A block of data:
------------------------
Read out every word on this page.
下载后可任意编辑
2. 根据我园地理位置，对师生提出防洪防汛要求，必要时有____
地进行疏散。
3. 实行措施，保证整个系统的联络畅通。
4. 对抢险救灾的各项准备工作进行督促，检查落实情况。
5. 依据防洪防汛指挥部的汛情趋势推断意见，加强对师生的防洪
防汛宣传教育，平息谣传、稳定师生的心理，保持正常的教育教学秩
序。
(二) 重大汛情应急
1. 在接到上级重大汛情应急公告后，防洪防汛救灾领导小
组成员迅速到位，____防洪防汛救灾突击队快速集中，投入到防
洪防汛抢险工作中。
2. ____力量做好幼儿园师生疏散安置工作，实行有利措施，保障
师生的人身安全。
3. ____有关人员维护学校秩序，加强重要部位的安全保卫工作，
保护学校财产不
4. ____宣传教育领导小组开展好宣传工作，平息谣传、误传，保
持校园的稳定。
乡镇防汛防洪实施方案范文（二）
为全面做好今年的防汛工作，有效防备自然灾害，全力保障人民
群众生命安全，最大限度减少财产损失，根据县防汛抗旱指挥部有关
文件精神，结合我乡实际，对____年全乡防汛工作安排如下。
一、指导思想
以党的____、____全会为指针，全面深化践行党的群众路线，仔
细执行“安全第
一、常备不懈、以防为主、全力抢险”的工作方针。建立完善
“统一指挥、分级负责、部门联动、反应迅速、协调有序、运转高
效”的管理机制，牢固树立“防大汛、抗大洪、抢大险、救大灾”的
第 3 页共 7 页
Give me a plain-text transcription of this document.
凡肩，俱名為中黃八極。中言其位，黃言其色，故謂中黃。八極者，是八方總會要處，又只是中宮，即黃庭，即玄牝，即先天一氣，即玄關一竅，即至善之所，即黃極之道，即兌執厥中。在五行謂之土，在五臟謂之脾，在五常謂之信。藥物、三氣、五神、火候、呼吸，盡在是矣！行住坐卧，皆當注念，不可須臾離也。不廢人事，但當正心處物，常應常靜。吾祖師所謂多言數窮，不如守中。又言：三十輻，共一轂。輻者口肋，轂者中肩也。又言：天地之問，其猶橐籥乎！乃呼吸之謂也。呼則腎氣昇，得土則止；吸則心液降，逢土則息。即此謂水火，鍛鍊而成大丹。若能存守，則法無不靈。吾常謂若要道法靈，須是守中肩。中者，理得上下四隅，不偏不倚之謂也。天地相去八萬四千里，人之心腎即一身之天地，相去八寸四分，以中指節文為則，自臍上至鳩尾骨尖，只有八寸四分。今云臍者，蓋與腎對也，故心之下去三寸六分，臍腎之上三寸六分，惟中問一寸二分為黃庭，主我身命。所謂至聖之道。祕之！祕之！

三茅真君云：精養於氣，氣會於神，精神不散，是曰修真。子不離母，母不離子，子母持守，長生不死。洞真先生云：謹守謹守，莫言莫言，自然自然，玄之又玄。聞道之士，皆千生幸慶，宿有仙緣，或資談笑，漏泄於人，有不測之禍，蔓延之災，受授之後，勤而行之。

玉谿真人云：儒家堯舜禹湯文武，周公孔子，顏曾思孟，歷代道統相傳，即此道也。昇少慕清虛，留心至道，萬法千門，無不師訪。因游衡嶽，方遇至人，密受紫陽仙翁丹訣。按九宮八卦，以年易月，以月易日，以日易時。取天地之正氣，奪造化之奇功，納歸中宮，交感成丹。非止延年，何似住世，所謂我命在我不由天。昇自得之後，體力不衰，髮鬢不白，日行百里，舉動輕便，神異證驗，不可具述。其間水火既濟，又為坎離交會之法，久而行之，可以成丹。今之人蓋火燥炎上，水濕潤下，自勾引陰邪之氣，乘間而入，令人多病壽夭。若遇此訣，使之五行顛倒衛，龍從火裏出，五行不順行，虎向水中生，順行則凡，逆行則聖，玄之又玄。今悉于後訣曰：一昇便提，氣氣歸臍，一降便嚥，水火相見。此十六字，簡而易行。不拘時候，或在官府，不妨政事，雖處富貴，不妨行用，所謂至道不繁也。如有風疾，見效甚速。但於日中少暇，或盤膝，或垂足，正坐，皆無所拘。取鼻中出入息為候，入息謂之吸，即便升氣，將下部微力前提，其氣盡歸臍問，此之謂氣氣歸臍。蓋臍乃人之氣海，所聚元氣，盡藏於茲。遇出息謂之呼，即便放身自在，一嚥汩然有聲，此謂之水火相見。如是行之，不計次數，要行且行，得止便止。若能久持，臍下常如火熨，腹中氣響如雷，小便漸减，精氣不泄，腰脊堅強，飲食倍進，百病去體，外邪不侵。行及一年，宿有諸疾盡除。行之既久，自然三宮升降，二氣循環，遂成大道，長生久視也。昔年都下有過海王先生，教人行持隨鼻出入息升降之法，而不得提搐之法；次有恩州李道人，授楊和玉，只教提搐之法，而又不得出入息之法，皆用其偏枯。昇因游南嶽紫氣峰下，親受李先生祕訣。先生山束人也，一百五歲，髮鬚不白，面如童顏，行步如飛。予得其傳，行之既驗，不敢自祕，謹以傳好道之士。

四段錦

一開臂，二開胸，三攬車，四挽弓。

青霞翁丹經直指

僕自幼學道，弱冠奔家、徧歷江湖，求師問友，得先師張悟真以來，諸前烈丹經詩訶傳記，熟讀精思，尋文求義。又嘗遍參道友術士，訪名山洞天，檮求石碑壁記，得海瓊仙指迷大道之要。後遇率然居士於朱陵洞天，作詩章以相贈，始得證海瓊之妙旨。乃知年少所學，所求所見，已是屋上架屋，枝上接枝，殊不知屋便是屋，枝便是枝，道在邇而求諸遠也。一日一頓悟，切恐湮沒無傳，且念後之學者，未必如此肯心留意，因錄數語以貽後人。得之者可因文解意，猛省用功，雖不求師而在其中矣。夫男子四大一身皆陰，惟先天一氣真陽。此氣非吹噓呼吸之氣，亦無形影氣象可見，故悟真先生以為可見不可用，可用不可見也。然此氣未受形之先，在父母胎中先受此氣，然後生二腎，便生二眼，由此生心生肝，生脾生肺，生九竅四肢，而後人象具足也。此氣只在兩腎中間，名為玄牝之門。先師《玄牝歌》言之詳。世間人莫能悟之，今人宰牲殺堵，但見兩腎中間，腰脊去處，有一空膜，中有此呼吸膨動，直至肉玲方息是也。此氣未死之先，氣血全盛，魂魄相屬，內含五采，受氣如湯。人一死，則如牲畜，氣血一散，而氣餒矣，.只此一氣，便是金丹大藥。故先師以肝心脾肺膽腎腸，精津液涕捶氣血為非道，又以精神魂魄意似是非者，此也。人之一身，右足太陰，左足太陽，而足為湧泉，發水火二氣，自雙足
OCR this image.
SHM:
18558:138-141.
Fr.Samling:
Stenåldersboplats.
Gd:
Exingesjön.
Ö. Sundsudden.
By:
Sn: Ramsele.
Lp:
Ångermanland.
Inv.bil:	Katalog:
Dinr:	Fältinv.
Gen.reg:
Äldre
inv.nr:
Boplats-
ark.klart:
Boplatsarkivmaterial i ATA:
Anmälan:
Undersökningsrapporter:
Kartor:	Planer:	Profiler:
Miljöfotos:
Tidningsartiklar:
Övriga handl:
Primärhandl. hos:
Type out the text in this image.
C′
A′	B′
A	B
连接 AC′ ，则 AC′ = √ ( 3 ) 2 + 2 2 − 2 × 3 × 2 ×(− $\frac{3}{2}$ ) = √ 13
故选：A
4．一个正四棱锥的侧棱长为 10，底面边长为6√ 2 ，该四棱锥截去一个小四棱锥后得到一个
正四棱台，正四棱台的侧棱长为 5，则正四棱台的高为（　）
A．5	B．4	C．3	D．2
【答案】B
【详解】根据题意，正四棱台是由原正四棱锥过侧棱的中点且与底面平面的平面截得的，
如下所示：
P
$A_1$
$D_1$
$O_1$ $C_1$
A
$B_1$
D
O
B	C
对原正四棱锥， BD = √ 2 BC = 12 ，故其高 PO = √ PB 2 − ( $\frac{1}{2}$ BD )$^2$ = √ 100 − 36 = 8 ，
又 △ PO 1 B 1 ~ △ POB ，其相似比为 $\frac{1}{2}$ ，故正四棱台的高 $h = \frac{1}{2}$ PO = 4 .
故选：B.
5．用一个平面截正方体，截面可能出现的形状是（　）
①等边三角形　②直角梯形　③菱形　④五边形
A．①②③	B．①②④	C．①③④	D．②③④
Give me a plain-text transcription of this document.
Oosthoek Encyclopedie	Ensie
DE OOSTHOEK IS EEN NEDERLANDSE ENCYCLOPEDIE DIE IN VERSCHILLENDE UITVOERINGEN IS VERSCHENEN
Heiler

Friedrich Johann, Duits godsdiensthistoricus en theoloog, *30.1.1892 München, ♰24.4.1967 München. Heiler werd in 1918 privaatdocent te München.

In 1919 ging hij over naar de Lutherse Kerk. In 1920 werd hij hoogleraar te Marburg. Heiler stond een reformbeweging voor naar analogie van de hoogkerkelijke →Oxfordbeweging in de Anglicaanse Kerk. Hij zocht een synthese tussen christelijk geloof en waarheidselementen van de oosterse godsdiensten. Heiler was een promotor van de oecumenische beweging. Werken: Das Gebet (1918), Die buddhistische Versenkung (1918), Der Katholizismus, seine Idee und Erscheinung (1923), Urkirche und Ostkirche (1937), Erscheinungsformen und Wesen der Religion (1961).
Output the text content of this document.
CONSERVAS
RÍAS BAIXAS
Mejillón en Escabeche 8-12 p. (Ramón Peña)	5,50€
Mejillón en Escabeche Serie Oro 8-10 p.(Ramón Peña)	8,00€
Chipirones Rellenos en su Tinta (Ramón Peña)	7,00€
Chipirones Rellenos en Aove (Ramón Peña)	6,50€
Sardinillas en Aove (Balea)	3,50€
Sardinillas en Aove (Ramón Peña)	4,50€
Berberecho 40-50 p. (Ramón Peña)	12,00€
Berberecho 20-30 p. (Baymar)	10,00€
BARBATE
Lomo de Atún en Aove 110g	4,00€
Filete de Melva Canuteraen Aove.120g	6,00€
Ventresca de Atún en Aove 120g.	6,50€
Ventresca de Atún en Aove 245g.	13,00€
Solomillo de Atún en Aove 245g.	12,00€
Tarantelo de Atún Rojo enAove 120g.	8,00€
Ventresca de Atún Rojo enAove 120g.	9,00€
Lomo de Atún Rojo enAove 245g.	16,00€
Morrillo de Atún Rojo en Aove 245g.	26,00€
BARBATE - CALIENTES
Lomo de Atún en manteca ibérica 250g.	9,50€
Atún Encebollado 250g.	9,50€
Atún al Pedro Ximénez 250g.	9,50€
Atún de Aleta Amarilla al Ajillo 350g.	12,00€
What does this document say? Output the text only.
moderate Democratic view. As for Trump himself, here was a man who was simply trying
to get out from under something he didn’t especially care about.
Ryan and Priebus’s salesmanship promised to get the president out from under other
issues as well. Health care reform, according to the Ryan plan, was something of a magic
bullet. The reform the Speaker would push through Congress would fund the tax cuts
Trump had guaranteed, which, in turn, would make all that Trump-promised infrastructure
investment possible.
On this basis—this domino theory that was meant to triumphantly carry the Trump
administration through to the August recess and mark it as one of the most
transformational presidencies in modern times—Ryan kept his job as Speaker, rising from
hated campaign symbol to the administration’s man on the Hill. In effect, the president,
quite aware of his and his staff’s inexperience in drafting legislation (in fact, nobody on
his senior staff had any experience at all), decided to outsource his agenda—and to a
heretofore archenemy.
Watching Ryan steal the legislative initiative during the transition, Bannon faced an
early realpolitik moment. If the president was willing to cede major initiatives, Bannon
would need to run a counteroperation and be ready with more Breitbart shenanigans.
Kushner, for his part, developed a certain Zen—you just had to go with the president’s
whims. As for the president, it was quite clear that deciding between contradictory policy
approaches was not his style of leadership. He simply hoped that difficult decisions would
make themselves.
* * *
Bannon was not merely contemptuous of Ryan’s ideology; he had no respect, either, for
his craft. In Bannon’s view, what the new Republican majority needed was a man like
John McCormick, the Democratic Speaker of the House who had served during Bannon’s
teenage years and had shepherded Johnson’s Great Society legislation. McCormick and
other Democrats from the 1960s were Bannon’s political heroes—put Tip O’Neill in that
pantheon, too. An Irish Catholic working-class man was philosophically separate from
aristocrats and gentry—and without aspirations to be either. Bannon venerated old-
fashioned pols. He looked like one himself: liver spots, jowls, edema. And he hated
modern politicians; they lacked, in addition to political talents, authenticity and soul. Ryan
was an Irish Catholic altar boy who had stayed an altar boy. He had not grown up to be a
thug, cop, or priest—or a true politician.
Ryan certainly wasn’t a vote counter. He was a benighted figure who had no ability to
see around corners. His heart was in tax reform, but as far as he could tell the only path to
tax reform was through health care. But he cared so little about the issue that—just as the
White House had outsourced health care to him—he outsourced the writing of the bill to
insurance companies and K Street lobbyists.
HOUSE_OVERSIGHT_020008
------------------------
Brief:
Identify all lines where the word "Sardinillas" shows up. Copy them.

Task answer:
Sardinillas en Aove (Balea)	3,50€
Sardinillas en Aove (Ramón Peña)	4,50€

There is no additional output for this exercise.